→ Supplied material
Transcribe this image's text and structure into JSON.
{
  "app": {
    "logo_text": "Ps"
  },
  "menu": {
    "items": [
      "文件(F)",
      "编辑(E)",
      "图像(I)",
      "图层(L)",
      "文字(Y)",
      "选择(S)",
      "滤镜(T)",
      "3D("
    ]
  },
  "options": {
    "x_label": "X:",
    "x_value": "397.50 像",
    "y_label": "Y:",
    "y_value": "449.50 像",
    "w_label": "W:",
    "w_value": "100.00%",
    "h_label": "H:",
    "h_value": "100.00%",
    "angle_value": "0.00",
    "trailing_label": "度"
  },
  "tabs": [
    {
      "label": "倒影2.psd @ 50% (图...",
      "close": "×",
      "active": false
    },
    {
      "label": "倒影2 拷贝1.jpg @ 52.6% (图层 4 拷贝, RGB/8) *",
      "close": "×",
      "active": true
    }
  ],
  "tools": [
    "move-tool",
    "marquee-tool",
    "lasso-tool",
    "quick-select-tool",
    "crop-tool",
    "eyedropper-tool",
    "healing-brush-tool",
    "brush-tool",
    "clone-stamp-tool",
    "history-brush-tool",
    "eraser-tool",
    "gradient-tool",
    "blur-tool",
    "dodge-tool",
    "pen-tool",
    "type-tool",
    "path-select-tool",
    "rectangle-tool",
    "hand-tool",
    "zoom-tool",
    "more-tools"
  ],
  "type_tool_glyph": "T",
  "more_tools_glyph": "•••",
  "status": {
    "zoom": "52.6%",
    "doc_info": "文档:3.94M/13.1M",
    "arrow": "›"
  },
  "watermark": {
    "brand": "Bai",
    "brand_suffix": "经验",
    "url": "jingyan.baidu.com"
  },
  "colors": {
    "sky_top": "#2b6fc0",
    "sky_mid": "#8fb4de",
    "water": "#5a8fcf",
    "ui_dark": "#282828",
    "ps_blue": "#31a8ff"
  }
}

→ Given request
Return the listing above in full, character for character.

→ Response to this exercise
Transcribe this image's text and structure into JSON.
{
  "app": {
    "logo_text": "Ps"
  },
  "menu": {
    "items": [
      "文件(F)",
      "编辑(E)",
      "图像(I)",
      "图层(L)",
      "文字(Y)",
      "选择(S)",
      "滤镜(T)",
      "3D("
    ]
  },
  "options": {
    "x_label": "X:",
    "x_value": "397.50 像",
    "y_label": "Y:",
    "y_value": "449.50 像",
    "w_label": "W:",
    "w_value": "100.00%",
    "h_label": "H:",
    "h_value": "100.00%",
    "angle_value": "0.00",
    "trailing_label": "度"
  },
  "tabs": [
    {
      "label": "倒影2.psd @ 50% (图...",
      "close": "×",
      "active": false
    },
    {
      "label": "倒影2 拷贝1.jpg @ 52.6% (图层 4 拷贝, RGB/8) *",
      "close": "×",
      "active": true
    }
  ],
  "tools": [
    "move-tool",
    "marquee-tool",
    "lasso-tool",
    "quick-select-tool",
    "crop-tool",
    "eyedropper-tool",
    "healing-brush-tool",
    "brush-tool",
    "clone-stamp-tool",
    "history-brush-tool",
    "eraser-tool",
    "gradient-tool",
    "blur-tool",
    "dodge-tool",
    "pen-tool",
    "type-tool",
    "path-select-tool",
    "rectangle-tool",
    "hand-tool",
    "zoom-tool",
    "more-tools"
  ],
  "type_tool_glyph": "T",
  "more_tools_glyph": "•••",
  "status": {
    "zoom": "52.6%",
    "doc_info": "文档:3.94M/13.1M",
    "arrow": "›"
  },
  "watermark": {
    "brand": "Bai",
    "brand_suffix": "经验",
    "url": "jingyan.baidu.com"
  },
  "colors": {
    "sky_top": "#2b6fc0",
    "sky_mid": "#8fb4de",
    "water": "#5a8fcf",
    "ui_dark": "#282828",
    "ps_blue": "#31a8ff"
  }
}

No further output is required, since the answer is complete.